WHAT YOU WILL DO >>
Output only the lines from the line holding "Transcribe the text in this document." through the close of the records, exactly as they appear, with all pictures omitted.

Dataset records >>
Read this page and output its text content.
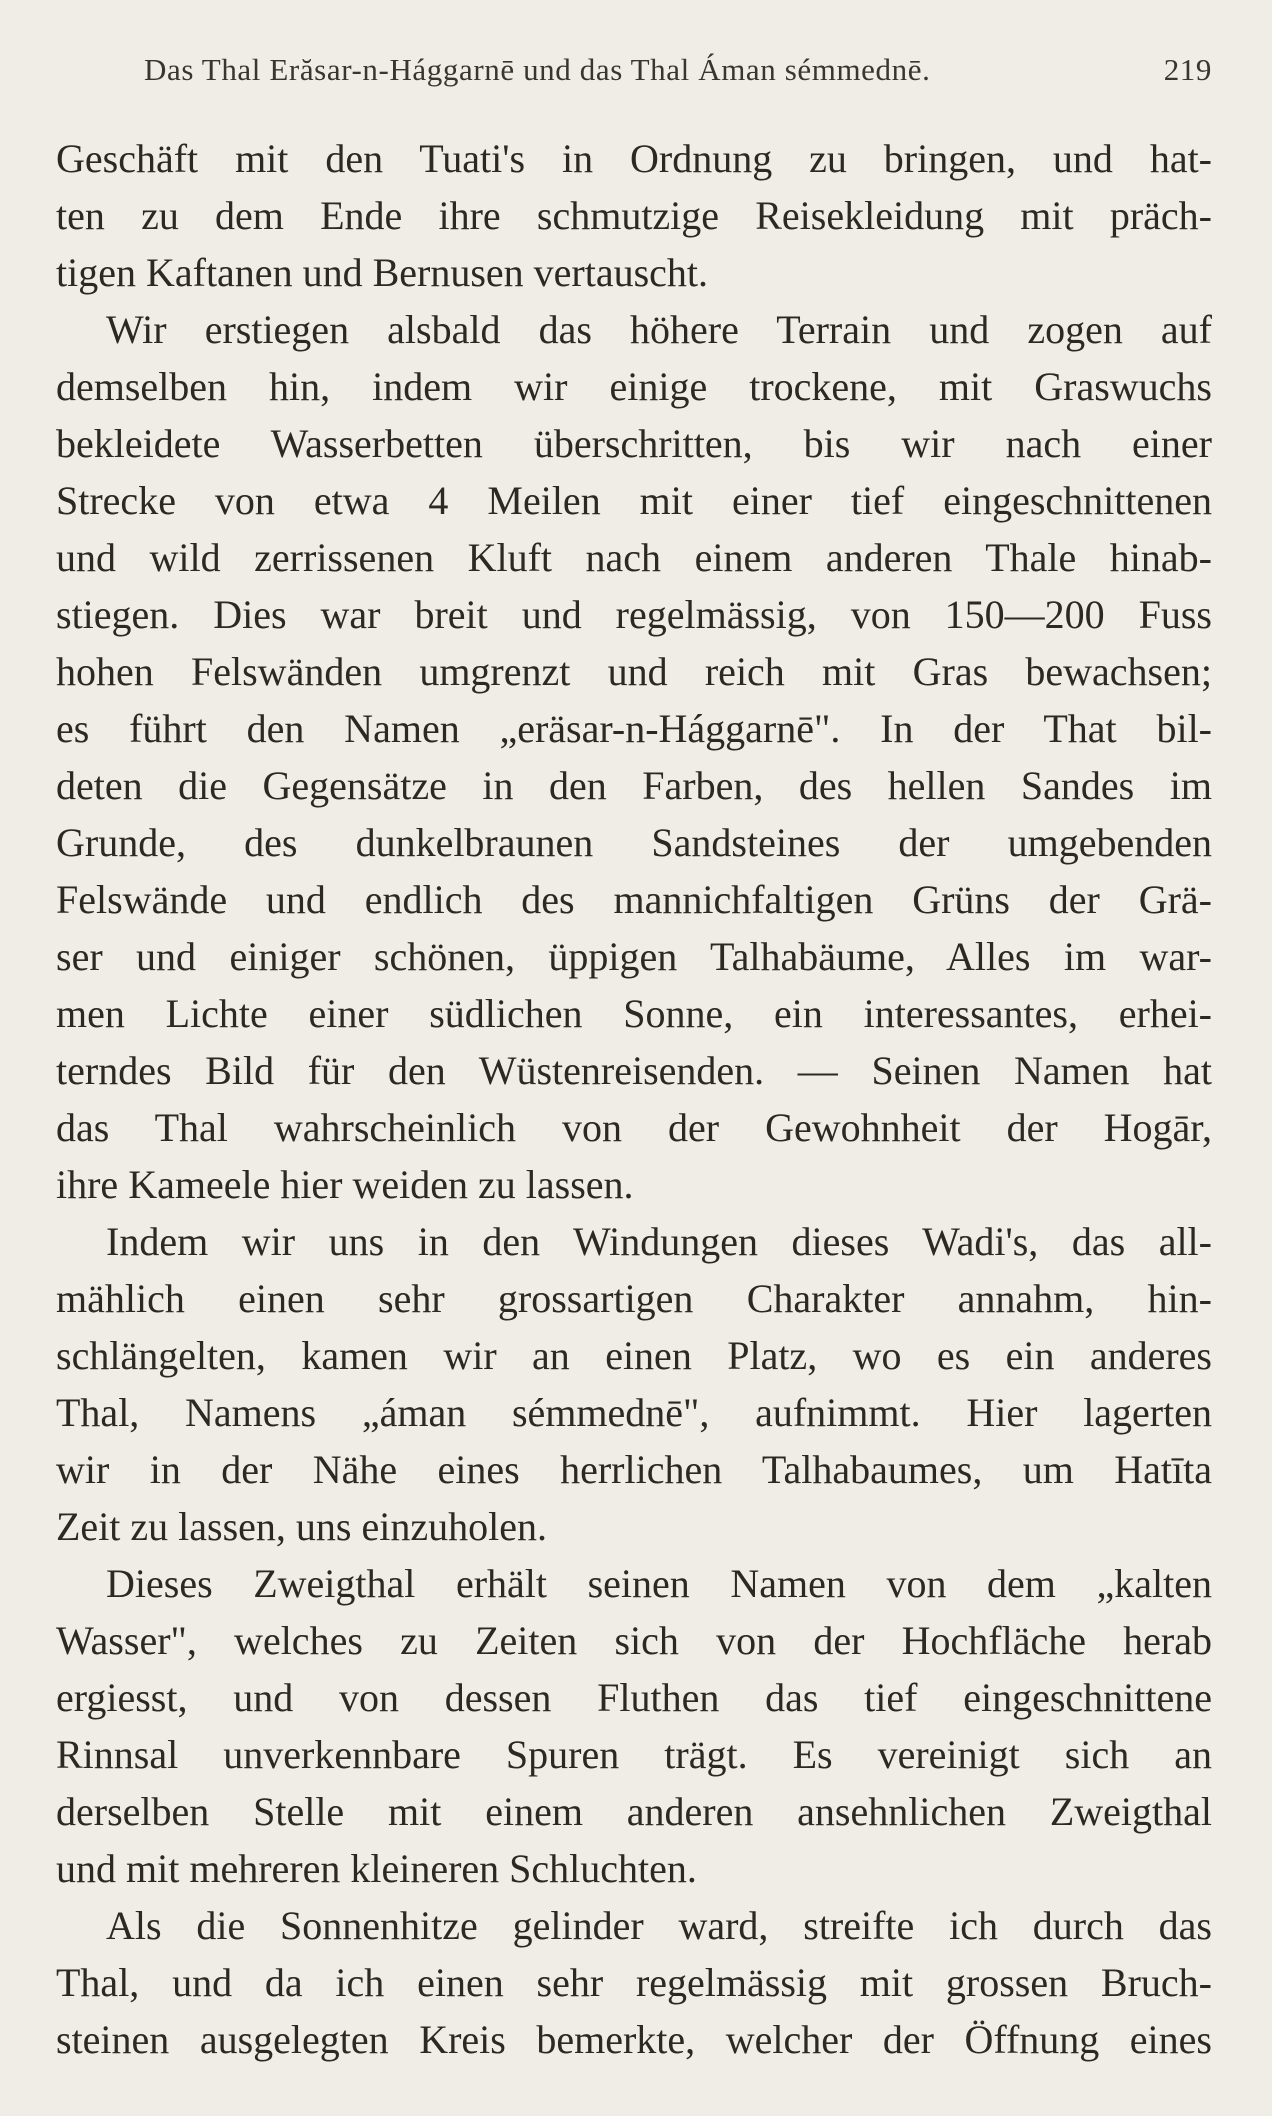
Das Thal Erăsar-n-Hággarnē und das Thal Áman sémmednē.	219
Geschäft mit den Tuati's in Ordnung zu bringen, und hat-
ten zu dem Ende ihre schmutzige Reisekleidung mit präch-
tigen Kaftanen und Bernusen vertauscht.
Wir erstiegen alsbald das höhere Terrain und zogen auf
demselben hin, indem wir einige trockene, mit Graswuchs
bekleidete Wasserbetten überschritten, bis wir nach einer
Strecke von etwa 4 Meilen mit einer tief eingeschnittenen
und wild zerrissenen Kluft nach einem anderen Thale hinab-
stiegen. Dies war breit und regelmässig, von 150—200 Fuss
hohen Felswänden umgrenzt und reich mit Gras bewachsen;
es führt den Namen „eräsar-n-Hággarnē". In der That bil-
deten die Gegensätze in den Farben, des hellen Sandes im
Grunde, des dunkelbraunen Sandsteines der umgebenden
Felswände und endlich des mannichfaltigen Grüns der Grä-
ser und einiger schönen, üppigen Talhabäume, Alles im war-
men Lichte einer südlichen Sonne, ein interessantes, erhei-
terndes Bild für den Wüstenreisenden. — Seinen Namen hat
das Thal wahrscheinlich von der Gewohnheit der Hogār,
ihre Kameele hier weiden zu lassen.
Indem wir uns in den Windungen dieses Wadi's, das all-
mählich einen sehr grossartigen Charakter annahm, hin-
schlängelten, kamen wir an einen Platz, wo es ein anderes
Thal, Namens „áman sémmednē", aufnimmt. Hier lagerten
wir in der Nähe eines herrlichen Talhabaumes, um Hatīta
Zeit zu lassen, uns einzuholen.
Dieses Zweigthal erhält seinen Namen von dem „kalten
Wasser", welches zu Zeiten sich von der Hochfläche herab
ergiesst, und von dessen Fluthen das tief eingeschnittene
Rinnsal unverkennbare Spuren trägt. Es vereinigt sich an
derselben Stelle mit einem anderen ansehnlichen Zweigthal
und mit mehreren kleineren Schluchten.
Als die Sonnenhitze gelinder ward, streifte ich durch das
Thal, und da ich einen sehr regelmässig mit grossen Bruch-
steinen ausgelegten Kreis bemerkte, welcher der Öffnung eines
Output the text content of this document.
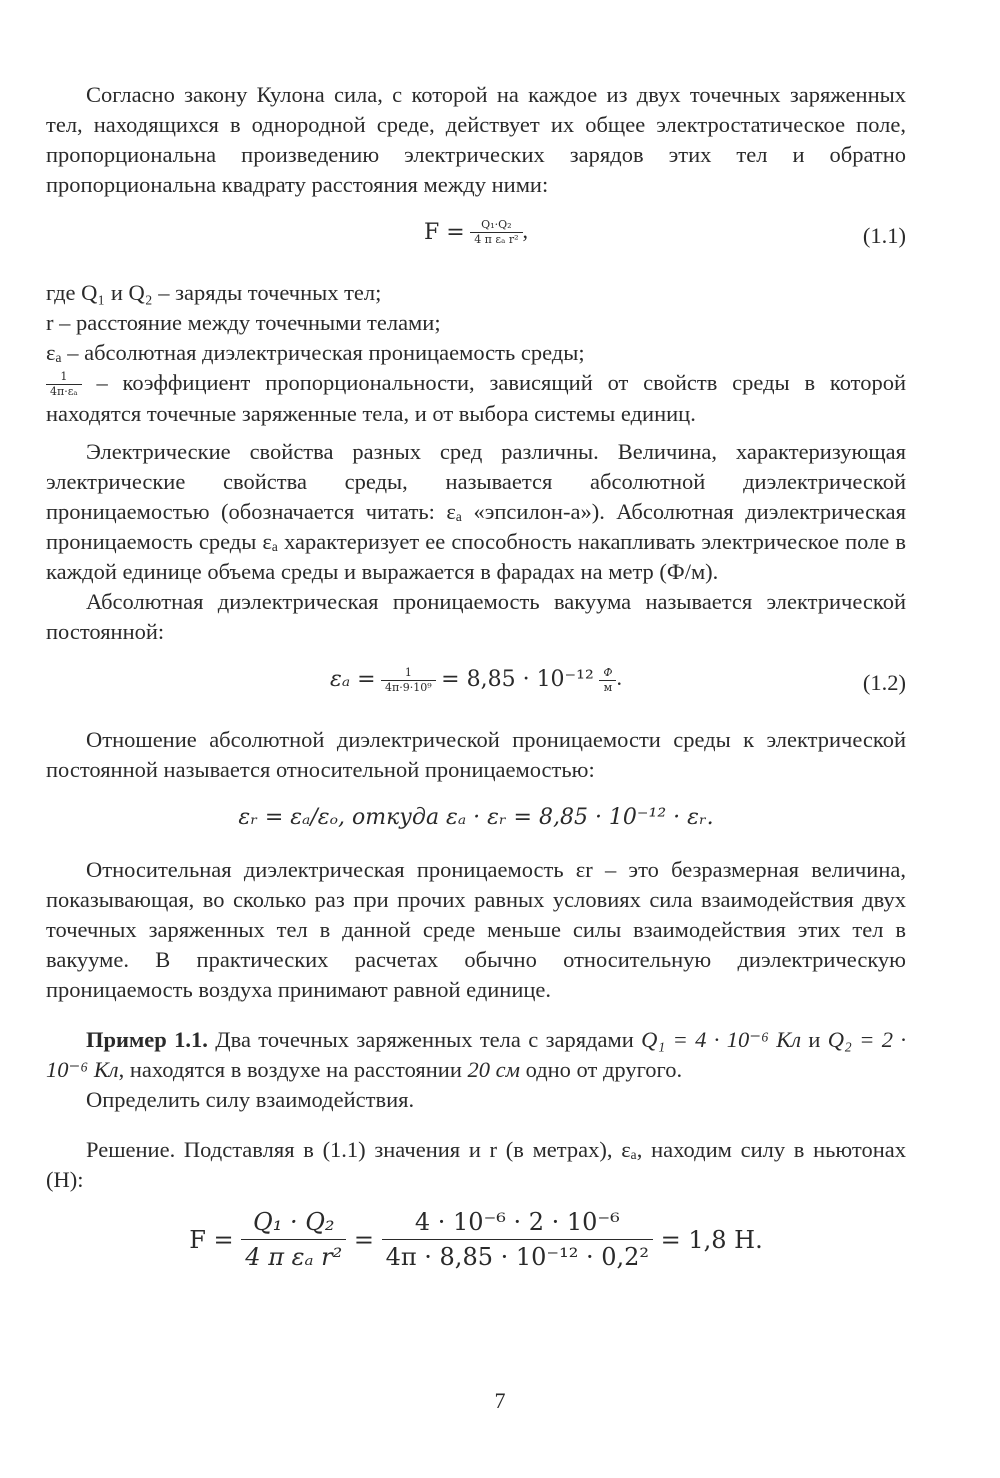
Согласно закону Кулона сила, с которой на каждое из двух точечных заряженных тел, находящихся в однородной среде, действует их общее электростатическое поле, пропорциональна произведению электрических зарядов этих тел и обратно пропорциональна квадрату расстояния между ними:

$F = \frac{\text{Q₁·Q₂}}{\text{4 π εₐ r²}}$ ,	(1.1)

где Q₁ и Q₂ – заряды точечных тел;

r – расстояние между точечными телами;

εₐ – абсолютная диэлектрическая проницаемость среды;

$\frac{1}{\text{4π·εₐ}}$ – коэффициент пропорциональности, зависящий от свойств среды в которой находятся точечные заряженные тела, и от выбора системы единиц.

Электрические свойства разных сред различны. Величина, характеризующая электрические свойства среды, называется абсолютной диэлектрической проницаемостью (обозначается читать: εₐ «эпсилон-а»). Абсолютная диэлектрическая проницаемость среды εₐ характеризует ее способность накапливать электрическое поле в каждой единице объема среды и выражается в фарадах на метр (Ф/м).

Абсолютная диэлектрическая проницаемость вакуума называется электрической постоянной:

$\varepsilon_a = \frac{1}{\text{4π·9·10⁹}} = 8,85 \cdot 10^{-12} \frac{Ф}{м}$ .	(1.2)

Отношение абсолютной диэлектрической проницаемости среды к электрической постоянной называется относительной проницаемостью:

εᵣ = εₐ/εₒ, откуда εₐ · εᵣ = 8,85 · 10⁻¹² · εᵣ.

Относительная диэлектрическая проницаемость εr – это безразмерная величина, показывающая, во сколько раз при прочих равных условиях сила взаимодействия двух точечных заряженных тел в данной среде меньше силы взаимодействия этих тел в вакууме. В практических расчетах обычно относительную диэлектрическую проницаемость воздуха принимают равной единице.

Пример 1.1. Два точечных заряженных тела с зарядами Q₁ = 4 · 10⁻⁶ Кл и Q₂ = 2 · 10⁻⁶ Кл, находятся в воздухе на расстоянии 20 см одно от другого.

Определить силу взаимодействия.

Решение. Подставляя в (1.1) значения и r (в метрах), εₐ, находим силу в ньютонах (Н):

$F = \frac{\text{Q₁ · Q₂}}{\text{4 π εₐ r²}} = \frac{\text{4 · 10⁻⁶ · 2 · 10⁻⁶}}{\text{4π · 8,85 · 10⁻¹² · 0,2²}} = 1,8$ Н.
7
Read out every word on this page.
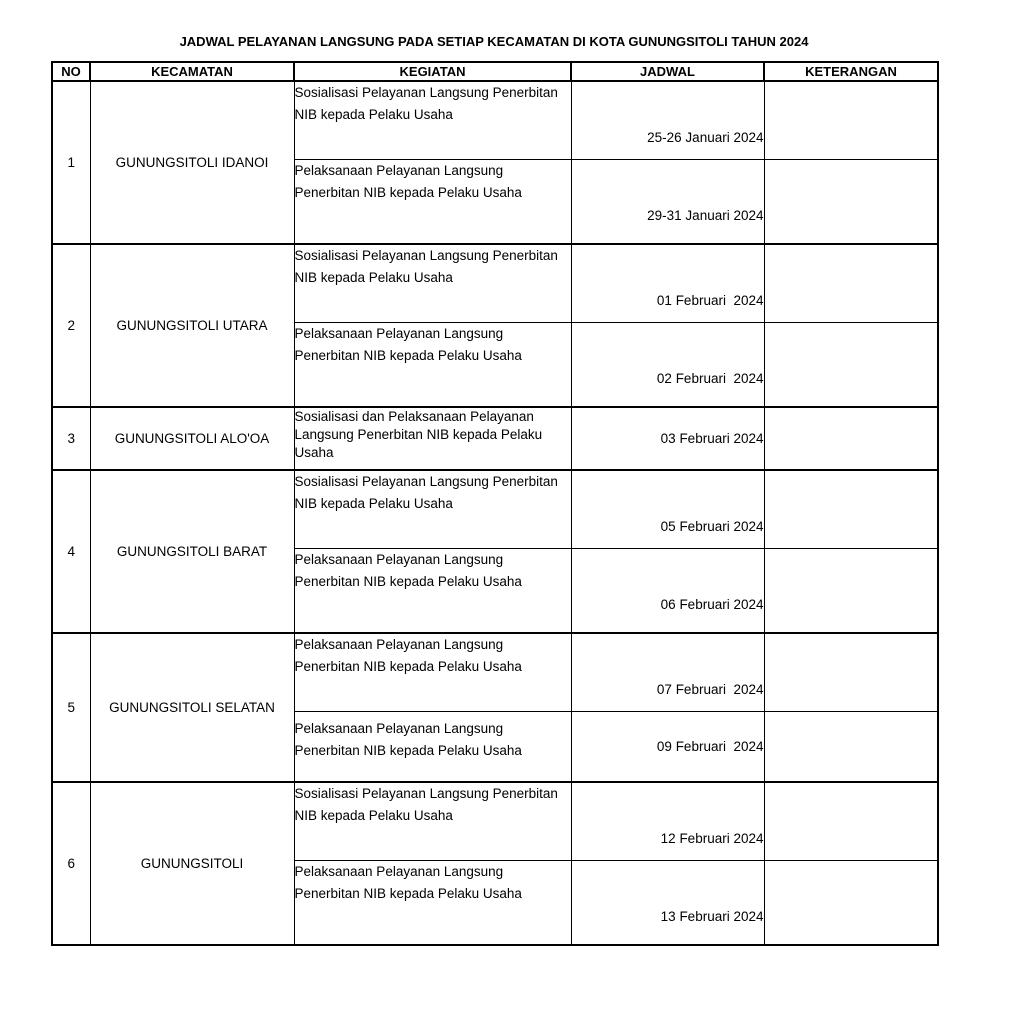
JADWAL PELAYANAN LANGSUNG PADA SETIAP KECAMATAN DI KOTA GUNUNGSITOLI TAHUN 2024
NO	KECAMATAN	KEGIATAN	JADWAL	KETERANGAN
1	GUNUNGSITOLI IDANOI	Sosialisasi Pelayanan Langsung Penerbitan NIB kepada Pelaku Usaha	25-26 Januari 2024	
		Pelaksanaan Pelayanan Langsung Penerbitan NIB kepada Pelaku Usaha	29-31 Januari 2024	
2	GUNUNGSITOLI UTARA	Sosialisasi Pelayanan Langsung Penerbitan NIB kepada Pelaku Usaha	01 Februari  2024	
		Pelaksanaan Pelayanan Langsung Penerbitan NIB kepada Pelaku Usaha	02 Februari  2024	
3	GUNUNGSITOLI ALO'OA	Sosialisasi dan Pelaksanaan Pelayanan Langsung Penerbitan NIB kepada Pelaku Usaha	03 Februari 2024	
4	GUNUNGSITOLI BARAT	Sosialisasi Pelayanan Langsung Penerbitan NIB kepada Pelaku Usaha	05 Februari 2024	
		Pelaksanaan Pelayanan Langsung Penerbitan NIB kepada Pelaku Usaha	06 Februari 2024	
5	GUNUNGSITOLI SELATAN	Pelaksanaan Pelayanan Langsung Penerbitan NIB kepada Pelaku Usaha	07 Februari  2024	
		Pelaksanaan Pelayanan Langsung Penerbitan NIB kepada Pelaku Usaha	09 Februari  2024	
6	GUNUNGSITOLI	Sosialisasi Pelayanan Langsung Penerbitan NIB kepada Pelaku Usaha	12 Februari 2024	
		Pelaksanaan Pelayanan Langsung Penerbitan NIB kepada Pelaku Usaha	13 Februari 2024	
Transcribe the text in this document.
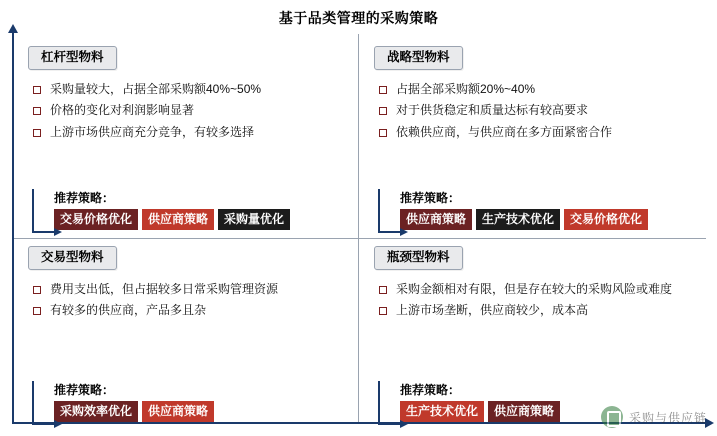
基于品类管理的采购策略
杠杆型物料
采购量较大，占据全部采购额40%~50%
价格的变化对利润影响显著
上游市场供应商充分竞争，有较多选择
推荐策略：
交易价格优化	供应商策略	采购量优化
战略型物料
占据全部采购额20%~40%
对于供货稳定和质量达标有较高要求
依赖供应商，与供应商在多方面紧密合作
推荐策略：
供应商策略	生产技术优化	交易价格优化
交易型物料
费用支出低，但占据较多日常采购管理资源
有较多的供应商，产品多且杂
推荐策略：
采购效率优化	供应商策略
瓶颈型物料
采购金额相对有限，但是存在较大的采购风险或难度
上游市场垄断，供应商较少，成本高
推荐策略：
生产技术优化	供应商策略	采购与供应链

OUTPUT >>
Transcribe the text in this document.
基于品类管理的采购策略
杠杆型物料
采购量较大，占据全部采购额40%~50%
价格的变化对利润影响显著
上游市场供应商充分竞争，有较多选择
推荐策略：
交易价格优化	供应商策略	采购量优化
战略型物料
占据全部采购额20%~40%
对于供货稳定和质量达标有较高要求
依赖供应商，与供应商在多方面紧密合作
推荐策略：
供应商策略	生产技术优化	交易价格优化
交易型物料
费用支出低，但占据较多日常采购管理资源
有较多的供应商，产品多且杂
推荐策略：
采购效率优化	供应商策略
瓶颈型物料
采购金额相对有限，但是存在较大的采购风险或难度
上游市场垄断，供应商较少，成本高
推荐策略：
生产技术优化	供应商策略	采购与供应链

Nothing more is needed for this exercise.